# Objective
Collect each line containing "High".

Dataset entries on figures:
····················
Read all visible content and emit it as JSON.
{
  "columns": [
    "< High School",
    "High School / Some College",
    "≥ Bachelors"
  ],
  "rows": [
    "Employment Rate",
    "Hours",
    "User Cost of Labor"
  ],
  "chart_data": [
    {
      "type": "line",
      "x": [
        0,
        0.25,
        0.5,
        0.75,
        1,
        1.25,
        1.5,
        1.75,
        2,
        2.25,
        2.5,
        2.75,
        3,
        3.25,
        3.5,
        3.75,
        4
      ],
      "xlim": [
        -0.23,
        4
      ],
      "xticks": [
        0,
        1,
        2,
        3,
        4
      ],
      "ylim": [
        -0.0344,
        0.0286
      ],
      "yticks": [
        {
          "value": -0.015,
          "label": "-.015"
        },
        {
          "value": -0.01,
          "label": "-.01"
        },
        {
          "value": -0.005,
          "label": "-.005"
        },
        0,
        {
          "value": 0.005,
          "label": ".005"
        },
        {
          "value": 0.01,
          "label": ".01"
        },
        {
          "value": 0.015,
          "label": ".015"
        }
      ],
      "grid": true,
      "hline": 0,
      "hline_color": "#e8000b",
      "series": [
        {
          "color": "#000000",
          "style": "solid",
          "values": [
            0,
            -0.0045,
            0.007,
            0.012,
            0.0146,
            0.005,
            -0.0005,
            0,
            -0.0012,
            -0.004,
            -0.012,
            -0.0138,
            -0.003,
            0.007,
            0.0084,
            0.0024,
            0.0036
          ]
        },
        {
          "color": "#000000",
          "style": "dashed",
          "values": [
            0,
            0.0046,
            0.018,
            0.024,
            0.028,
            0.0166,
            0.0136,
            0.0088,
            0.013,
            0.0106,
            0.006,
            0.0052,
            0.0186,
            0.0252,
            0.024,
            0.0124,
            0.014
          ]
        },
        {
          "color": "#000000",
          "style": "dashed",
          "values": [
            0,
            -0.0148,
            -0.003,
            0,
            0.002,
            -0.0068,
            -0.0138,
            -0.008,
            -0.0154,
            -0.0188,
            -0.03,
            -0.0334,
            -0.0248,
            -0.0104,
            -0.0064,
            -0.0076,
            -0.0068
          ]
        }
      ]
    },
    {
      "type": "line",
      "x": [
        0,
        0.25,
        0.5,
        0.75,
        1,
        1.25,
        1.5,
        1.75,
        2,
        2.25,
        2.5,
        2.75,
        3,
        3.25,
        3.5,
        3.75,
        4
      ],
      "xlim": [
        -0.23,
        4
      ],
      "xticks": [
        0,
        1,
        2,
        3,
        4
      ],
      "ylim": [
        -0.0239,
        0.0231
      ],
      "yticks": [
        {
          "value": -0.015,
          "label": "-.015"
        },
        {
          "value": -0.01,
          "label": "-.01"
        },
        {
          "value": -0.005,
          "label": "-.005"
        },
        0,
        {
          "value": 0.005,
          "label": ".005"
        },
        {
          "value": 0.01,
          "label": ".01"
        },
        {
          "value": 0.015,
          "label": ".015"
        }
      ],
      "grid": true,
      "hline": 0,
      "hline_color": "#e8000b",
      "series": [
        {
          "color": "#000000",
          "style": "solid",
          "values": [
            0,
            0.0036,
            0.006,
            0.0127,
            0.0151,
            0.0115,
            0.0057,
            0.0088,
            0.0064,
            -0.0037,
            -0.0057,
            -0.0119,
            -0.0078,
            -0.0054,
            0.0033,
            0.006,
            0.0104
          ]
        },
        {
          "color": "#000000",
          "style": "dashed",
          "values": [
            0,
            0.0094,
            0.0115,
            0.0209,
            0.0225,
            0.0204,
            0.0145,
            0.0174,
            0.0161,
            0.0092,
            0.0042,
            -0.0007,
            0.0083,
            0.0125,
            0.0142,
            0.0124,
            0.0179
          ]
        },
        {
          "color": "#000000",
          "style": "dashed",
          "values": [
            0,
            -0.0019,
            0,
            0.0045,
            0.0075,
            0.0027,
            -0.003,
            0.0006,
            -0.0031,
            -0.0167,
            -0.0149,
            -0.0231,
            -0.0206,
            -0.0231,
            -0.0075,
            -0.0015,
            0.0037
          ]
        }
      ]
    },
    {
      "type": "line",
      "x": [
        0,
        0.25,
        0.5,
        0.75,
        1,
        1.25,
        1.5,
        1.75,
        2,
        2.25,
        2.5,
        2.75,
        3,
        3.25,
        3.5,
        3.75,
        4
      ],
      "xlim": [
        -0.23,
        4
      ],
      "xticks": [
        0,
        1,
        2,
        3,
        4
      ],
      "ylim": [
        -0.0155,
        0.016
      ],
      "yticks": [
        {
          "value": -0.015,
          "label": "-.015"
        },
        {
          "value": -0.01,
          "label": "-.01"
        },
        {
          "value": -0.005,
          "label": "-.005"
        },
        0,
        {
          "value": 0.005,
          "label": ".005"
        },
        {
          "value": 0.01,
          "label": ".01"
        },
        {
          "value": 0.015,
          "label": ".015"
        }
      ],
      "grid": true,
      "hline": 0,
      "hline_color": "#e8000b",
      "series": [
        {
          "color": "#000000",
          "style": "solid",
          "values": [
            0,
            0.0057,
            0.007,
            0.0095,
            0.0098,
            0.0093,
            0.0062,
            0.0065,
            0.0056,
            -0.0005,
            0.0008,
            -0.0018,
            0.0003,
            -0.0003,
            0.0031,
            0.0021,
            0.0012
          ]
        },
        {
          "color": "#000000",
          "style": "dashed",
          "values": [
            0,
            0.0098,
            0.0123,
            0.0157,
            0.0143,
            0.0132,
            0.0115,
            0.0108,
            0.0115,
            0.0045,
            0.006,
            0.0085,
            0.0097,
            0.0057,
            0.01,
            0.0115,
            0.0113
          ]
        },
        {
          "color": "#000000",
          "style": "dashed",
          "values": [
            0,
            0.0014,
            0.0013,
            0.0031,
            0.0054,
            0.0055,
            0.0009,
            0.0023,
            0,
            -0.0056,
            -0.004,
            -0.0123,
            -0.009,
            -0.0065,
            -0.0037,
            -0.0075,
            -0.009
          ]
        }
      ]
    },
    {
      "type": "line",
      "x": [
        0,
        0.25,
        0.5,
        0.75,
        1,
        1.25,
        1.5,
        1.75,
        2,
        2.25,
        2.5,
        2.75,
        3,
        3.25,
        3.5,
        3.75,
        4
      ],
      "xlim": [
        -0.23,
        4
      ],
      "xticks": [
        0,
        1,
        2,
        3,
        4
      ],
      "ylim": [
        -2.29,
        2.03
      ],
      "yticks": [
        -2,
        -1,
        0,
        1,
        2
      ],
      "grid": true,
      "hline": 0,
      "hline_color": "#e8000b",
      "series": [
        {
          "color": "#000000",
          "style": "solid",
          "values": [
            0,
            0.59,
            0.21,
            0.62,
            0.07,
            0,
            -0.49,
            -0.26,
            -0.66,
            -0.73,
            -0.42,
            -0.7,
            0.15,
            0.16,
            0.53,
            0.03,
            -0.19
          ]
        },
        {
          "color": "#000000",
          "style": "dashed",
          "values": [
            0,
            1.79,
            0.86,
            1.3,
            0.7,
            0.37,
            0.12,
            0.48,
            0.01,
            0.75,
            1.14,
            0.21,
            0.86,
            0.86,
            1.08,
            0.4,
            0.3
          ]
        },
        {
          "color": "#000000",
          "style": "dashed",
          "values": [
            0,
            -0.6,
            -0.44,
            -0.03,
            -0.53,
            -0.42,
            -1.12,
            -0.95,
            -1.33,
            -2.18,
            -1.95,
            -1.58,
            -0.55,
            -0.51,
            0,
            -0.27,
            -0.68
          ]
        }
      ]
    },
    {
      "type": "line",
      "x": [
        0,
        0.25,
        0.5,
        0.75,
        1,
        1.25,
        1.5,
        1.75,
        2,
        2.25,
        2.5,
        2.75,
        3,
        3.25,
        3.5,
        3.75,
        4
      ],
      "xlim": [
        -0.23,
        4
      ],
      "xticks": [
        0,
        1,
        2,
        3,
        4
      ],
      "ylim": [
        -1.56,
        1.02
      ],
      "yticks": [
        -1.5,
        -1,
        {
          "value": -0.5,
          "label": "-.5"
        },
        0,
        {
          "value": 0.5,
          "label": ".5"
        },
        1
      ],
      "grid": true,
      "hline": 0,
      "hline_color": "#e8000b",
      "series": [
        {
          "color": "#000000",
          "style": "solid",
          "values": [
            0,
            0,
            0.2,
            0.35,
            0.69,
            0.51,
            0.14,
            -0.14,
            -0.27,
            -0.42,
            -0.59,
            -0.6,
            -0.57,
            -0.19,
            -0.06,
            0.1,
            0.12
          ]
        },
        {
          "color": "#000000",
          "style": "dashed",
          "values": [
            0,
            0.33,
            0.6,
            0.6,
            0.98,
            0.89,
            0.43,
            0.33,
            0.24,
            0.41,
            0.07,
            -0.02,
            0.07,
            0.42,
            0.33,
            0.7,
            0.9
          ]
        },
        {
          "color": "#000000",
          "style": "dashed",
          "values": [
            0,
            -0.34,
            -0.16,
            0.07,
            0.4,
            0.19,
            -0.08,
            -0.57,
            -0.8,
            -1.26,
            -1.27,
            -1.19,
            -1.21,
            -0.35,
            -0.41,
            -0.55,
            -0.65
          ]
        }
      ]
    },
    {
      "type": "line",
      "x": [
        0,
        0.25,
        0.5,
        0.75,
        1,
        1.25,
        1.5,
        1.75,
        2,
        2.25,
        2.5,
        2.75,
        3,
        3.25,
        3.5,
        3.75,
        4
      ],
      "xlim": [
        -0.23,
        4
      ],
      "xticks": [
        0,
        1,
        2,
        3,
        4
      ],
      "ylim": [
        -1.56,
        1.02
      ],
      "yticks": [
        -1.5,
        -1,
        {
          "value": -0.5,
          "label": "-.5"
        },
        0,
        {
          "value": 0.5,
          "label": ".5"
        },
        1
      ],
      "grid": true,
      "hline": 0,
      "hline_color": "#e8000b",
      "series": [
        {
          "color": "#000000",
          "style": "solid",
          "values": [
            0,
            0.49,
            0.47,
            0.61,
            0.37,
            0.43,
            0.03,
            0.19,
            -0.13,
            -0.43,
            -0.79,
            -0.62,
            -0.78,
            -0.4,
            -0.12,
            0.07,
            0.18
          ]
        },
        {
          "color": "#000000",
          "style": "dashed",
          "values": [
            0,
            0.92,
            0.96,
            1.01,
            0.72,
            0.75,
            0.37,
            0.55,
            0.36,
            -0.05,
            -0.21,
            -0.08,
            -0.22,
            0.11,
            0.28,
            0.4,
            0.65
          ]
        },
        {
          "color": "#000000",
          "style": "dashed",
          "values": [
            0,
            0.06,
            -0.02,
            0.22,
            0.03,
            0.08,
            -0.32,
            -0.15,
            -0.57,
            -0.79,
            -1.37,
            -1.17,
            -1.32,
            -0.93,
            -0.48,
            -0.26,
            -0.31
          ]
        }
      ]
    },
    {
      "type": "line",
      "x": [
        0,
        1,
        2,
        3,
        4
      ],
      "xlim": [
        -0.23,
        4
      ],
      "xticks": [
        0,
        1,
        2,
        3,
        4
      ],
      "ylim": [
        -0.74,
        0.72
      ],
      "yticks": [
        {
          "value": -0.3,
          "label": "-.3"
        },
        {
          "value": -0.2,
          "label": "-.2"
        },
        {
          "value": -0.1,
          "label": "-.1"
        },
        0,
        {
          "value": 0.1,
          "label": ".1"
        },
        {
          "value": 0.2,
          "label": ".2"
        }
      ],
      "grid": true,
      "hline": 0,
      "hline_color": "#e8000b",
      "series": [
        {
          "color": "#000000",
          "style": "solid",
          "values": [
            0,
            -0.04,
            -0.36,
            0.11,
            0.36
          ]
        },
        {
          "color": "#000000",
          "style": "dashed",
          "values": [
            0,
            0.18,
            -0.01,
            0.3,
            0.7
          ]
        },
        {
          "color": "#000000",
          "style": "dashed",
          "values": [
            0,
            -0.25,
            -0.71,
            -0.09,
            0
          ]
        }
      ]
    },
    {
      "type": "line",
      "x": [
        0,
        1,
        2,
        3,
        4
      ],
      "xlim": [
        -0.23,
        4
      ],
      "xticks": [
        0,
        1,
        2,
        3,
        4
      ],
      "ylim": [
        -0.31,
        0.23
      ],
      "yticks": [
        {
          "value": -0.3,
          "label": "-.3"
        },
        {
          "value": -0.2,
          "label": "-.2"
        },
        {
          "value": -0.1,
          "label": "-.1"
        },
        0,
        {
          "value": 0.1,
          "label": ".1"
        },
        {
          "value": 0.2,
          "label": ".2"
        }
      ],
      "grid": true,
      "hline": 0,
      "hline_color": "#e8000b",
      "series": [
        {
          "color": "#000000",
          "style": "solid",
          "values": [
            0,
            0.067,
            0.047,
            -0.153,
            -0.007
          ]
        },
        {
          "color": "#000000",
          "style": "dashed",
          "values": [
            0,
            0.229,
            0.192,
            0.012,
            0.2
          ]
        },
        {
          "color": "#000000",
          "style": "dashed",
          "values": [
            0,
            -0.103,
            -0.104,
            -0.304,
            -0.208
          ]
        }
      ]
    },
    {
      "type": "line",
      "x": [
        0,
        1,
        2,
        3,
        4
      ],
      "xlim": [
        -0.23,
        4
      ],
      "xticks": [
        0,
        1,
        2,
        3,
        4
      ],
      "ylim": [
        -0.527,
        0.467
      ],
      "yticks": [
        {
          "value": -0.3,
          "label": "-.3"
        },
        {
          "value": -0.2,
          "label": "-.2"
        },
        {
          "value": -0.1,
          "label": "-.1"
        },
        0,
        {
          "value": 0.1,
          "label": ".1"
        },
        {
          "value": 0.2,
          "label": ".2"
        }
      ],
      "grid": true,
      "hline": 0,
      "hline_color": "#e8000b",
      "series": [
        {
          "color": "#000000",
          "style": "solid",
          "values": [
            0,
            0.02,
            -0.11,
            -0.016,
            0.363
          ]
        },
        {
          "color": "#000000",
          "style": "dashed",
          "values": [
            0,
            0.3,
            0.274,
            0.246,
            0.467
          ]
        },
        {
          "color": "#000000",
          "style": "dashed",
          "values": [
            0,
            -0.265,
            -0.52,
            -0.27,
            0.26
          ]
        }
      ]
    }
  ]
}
····················
# Task response
    "< High School",
    "High School / Some College",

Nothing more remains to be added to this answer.